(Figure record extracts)

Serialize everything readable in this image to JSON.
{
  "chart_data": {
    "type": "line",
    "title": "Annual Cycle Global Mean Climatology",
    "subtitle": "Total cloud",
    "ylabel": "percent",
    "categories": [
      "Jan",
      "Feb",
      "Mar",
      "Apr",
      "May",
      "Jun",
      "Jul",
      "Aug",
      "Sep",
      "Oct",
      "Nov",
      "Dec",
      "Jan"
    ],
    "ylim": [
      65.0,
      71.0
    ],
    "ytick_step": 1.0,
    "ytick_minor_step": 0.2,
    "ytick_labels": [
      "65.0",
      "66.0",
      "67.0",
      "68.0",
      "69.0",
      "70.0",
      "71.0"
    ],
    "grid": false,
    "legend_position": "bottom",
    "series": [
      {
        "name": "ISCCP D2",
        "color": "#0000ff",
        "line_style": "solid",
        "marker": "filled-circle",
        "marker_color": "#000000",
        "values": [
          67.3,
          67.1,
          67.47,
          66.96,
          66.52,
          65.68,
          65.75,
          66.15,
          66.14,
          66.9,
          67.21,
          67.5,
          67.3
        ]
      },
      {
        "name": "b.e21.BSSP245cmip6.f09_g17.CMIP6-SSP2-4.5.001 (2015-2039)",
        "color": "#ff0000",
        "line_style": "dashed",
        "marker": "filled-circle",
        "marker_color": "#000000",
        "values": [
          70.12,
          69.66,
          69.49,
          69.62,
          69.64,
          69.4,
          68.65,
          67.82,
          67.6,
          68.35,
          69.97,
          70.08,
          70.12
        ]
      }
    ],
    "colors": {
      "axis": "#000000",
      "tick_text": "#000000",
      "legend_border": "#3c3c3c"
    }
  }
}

WHAT IS EXPECTED:
Select and copy every line of the listing with the word "name".

EXPECTED OUTPUT:
        "name": "ISCCP D2",
        "name": "b.e21.BSSP245cmip6.f09_g17.CMIP6-SSP2-4.5.001 (2015-2039)",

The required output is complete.